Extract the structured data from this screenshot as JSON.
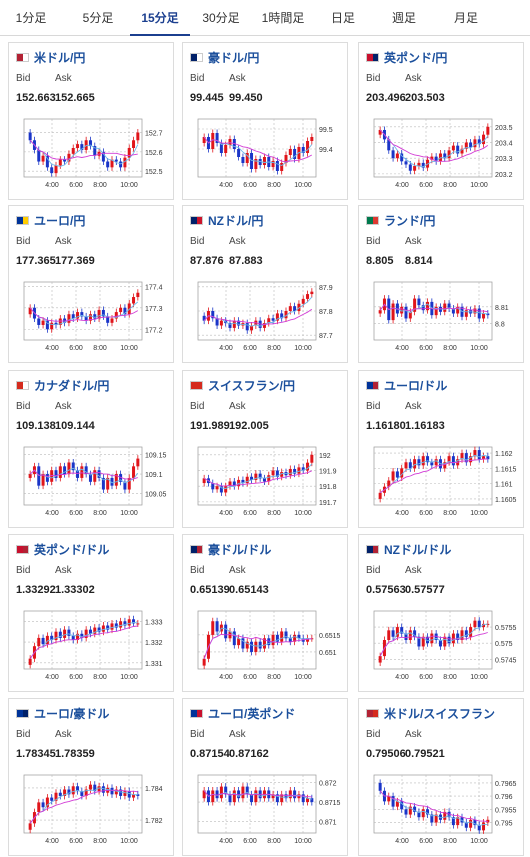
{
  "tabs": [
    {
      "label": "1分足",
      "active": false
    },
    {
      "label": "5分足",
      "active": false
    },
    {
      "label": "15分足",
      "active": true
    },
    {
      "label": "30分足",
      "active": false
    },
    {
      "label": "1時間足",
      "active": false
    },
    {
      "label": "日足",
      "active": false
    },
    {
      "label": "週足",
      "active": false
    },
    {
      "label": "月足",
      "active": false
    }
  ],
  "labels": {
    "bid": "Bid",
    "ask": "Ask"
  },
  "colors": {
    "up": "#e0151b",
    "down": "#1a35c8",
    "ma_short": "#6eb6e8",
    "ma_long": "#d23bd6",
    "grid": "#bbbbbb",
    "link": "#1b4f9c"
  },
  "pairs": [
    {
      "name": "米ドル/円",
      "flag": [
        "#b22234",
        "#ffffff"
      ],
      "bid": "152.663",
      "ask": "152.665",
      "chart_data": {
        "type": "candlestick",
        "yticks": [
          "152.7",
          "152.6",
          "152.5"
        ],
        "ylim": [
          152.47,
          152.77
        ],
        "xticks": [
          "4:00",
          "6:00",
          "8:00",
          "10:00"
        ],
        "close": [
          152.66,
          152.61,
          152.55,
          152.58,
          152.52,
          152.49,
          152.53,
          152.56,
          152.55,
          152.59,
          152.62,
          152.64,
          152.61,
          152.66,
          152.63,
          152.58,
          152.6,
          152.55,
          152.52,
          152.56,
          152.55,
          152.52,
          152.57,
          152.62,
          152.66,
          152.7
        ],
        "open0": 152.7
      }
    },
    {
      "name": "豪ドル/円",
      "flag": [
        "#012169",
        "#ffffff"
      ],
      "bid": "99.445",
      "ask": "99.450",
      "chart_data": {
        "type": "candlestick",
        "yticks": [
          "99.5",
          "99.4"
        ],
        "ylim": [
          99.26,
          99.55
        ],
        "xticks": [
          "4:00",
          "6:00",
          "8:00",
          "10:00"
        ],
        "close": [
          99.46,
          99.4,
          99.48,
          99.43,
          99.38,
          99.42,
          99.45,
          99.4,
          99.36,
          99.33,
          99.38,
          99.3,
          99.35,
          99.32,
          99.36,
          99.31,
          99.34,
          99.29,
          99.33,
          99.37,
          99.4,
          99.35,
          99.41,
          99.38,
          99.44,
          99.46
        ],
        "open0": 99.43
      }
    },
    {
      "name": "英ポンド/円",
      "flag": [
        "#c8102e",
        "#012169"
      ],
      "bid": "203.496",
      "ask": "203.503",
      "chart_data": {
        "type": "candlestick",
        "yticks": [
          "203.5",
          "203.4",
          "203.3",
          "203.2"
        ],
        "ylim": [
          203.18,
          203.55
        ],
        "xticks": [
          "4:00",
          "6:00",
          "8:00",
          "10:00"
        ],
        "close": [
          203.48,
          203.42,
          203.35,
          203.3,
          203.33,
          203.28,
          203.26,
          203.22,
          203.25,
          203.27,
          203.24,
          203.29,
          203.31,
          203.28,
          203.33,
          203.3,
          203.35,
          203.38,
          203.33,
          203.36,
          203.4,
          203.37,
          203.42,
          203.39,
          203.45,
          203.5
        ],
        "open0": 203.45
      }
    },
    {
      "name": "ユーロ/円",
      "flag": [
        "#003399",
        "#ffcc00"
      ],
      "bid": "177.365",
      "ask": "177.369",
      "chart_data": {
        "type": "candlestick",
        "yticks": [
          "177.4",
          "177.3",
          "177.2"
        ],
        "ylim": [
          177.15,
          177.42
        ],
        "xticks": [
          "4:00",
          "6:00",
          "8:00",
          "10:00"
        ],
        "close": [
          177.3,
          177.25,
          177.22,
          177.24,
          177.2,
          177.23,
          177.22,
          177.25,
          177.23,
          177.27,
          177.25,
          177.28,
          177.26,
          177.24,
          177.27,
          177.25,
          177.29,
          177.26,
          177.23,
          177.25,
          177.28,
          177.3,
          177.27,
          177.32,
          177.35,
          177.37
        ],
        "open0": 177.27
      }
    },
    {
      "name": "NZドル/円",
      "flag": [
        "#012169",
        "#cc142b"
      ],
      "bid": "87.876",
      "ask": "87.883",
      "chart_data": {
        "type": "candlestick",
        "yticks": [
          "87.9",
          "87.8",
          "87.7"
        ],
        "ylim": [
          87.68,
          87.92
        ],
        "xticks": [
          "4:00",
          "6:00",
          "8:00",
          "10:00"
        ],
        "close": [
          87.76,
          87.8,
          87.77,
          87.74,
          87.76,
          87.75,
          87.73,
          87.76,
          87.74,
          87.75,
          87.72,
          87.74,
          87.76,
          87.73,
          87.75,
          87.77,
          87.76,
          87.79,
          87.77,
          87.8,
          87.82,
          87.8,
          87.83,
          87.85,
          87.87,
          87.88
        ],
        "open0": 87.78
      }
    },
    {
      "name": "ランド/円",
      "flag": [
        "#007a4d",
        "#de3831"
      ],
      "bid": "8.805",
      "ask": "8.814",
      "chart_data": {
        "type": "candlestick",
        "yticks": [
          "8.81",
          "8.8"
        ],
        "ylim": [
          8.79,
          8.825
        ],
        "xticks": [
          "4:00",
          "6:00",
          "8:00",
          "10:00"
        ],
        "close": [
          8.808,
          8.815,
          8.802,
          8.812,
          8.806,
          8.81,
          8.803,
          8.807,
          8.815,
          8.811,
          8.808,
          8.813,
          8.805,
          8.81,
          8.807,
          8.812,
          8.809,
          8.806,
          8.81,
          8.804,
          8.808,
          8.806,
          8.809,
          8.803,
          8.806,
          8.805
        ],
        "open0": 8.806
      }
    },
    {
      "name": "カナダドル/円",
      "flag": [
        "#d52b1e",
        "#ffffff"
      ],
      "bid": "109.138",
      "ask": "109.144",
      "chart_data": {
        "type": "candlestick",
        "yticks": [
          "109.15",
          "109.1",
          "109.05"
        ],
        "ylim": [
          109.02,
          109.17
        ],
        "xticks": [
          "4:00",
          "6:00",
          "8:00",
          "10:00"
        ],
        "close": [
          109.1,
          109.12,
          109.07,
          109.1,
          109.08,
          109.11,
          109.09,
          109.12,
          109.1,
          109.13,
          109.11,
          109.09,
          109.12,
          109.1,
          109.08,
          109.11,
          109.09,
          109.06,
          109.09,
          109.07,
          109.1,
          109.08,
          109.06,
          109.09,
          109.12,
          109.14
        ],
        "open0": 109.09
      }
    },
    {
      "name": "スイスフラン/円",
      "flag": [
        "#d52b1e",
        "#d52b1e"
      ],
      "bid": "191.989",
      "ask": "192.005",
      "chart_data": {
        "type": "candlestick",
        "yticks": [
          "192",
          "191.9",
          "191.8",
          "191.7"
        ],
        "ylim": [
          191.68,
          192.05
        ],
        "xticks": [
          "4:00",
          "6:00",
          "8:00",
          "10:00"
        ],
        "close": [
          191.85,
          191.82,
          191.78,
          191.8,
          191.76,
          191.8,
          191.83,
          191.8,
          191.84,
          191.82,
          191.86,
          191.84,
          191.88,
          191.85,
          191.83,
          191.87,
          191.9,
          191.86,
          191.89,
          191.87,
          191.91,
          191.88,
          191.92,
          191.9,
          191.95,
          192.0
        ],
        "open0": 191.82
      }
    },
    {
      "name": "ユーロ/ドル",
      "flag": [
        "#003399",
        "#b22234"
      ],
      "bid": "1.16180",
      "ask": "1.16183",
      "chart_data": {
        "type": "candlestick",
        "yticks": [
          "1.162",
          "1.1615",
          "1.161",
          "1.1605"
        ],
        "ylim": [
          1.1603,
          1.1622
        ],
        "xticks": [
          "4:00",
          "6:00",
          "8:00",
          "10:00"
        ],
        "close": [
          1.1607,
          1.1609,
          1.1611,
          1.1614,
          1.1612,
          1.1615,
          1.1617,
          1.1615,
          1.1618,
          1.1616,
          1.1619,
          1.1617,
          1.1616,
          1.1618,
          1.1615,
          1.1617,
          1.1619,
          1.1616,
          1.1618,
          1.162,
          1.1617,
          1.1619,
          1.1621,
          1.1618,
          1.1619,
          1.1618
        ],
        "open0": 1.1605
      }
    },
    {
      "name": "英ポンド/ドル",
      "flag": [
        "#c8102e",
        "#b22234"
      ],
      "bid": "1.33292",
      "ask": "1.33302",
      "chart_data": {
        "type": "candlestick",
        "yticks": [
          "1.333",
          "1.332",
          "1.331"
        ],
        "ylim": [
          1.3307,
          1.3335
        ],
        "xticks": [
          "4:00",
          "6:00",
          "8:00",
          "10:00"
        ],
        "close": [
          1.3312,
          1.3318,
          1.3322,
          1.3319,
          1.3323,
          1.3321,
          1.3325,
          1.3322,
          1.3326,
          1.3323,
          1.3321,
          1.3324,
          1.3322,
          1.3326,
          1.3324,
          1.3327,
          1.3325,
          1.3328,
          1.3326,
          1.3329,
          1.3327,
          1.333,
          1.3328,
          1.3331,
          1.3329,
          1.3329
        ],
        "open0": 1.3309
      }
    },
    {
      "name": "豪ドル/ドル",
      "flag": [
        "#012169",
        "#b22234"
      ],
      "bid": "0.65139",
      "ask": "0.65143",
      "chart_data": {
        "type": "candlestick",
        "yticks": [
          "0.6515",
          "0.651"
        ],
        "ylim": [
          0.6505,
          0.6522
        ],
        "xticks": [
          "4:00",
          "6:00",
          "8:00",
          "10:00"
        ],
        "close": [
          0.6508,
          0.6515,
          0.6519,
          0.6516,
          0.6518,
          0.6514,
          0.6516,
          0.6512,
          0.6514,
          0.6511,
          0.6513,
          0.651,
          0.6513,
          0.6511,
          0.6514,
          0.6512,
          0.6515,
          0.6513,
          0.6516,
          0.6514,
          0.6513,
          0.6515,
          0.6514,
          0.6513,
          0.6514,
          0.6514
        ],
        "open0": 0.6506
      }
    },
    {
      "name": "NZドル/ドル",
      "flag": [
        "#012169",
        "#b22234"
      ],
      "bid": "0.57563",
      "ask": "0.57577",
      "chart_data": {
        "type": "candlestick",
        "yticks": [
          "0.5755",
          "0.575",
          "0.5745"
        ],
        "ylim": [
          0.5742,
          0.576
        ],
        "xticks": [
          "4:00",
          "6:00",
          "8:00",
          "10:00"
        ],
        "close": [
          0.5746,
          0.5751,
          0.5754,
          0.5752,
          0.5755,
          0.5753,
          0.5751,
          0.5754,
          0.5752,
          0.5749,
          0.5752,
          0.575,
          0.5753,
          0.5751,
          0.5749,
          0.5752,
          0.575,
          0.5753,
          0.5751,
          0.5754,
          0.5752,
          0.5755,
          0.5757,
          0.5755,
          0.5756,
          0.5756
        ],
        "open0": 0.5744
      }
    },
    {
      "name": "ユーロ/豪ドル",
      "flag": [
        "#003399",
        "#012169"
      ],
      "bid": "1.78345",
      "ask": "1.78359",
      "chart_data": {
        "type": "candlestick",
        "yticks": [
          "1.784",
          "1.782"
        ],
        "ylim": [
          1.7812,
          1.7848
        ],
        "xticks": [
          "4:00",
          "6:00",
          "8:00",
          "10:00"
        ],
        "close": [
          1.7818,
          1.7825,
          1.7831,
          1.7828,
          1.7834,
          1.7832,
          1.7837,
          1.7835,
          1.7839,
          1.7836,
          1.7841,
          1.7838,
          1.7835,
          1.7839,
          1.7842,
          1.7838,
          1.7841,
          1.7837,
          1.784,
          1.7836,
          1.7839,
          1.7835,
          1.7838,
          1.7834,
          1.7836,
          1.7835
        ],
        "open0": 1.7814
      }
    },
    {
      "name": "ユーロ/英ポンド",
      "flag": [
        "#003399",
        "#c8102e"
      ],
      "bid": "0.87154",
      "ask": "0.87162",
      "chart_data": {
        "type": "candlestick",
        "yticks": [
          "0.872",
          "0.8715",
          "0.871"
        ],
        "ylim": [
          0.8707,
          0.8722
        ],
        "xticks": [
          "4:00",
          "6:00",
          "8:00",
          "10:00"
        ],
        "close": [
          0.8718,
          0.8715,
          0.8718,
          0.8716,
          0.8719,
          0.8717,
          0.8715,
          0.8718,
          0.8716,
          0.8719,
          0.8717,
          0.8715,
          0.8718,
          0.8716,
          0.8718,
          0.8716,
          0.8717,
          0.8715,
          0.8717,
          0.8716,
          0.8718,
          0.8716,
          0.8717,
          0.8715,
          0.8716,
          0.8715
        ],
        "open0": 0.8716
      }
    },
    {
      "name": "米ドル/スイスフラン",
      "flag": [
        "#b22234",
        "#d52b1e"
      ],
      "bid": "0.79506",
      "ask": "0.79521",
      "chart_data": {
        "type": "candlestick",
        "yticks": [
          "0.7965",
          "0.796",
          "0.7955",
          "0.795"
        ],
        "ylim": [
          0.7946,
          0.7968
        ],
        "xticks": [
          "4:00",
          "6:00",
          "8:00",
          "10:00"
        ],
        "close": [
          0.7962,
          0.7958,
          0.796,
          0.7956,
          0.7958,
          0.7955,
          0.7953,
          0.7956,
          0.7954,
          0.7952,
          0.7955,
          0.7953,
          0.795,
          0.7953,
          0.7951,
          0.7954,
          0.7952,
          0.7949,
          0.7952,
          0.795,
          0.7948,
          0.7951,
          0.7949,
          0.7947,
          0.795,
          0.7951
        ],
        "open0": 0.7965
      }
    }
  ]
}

...

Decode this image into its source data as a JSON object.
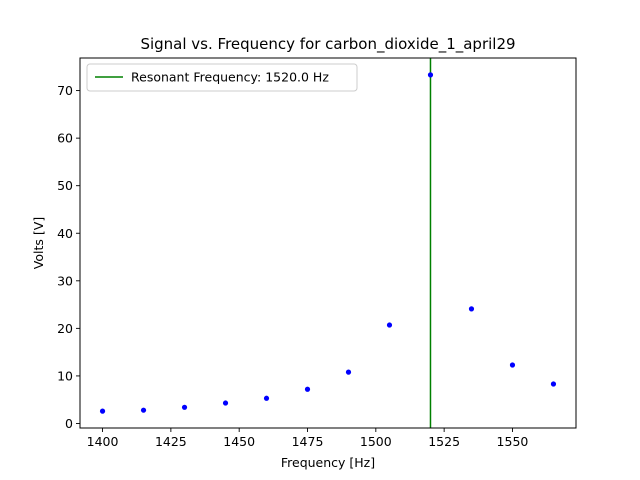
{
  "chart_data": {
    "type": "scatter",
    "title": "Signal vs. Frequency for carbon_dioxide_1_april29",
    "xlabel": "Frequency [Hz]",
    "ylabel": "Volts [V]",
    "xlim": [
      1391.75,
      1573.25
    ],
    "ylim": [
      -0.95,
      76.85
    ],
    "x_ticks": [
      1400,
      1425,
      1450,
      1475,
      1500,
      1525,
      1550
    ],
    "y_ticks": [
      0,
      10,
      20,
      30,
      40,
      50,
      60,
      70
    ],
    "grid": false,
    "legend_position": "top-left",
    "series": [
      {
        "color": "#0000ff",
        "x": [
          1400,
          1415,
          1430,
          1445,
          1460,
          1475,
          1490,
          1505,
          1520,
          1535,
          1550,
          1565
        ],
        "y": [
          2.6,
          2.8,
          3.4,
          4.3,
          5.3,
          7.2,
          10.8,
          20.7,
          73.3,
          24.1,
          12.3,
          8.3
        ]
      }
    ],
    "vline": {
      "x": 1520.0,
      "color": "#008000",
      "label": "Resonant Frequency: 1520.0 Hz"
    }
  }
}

...

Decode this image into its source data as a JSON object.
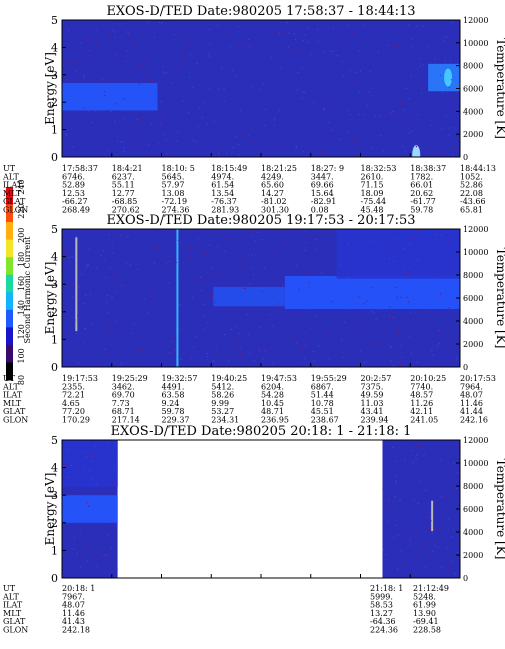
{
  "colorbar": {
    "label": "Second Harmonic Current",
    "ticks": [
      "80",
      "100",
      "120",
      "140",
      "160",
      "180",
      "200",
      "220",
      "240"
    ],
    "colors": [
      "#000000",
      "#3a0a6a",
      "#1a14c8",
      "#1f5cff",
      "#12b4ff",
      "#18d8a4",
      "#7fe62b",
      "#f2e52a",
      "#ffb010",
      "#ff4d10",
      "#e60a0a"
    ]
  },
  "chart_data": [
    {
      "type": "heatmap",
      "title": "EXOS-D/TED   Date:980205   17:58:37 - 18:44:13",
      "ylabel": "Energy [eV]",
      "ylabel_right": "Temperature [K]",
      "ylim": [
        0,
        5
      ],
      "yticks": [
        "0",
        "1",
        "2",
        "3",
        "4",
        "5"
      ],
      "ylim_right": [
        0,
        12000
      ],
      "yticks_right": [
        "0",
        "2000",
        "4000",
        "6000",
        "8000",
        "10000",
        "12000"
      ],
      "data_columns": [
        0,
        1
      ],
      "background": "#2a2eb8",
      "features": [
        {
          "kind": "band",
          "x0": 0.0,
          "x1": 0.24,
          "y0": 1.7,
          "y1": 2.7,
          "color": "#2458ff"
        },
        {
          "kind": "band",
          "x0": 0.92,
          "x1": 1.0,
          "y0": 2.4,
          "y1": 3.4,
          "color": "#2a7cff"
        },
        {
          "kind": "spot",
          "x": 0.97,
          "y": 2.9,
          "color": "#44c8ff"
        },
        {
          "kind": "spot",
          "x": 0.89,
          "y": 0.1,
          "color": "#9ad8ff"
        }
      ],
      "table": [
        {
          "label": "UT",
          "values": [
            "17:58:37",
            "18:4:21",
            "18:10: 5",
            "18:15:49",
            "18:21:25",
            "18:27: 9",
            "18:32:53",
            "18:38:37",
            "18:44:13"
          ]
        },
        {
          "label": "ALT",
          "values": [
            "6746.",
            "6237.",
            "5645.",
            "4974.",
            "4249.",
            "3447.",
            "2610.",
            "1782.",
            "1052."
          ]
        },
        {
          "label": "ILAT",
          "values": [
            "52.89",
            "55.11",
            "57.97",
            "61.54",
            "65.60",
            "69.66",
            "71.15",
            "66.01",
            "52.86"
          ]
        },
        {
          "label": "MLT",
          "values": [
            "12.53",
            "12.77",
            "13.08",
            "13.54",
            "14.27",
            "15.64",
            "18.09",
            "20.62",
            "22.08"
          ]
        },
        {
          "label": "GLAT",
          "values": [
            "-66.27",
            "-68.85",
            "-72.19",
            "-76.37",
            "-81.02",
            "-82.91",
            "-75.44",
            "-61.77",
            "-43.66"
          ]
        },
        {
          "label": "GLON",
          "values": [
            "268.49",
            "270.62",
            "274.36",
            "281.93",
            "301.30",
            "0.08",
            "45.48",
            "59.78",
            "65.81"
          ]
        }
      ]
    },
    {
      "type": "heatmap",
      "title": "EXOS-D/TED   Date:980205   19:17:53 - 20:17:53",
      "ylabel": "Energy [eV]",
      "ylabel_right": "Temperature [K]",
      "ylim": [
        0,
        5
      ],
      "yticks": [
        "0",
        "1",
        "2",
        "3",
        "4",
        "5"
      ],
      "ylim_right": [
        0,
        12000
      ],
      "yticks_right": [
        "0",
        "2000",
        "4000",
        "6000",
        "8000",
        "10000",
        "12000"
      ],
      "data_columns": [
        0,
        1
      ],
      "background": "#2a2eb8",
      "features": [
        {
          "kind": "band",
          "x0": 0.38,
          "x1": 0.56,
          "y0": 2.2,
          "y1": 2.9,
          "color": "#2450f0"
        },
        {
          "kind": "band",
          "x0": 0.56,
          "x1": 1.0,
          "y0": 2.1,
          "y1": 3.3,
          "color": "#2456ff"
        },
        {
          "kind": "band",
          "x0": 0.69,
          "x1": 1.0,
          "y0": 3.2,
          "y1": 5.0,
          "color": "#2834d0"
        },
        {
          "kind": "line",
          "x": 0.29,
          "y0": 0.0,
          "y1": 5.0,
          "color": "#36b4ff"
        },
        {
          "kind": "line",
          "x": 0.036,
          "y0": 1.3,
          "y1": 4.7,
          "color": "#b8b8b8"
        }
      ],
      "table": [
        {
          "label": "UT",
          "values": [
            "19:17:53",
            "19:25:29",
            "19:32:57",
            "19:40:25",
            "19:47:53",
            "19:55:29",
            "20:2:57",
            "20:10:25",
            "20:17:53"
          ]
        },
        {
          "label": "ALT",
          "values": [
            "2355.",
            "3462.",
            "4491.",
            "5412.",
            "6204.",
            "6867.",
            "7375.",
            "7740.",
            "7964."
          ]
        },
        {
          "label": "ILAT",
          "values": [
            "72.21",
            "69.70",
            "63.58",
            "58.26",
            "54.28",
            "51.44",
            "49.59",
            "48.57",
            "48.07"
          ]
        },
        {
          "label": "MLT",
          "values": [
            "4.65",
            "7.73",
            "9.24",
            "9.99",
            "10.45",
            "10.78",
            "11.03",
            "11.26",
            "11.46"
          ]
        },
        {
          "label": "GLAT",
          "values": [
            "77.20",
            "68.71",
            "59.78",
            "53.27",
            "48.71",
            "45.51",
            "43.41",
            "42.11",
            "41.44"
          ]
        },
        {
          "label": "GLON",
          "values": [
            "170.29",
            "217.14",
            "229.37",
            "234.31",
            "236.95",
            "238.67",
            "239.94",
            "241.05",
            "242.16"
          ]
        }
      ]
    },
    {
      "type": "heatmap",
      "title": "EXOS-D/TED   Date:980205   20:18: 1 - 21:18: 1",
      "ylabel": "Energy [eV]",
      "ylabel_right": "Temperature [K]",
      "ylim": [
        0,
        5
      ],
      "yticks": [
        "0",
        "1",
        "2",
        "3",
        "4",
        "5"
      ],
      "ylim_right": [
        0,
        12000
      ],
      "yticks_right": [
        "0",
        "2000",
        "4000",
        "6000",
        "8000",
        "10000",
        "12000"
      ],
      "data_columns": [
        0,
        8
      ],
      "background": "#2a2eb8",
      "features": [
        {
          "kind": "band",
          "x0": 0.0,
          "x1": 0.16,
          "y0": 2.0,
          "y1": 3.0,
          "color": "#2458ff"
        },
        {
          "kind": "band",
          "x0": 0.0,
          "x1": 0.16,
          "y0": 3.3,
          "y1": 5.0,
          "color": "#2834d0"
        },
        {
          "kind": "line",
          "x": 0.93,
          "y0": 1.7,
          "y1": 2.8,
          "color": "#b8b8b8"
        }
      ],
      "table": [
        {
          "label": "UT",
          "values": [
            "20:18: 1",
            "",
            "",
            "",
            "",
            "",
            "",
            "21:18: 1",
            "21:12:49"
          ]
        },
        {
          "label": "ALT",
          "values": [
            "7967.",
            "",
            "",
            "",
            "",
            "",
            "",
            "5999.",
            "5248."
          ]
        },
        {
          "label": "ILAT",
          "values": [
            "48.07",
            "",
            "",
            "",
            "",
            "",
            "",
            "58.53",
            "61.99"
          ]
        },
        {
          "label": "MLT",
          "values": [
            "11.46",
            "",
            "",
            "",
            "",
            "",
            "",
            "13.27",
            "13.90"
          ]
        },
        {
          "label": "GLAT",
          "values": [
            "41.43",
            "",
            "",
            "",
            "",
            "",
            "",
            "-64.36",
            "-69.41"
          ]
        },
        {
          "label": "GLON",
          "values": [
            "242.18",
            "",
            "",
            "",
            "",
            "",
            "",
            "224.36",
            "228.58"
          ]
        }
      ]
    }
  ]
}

> **SET TASK**
Only the count is wanted: report how many lines of the material above hold the word "Date".

> **RESPONSE FOR THIS EXERCISE**
3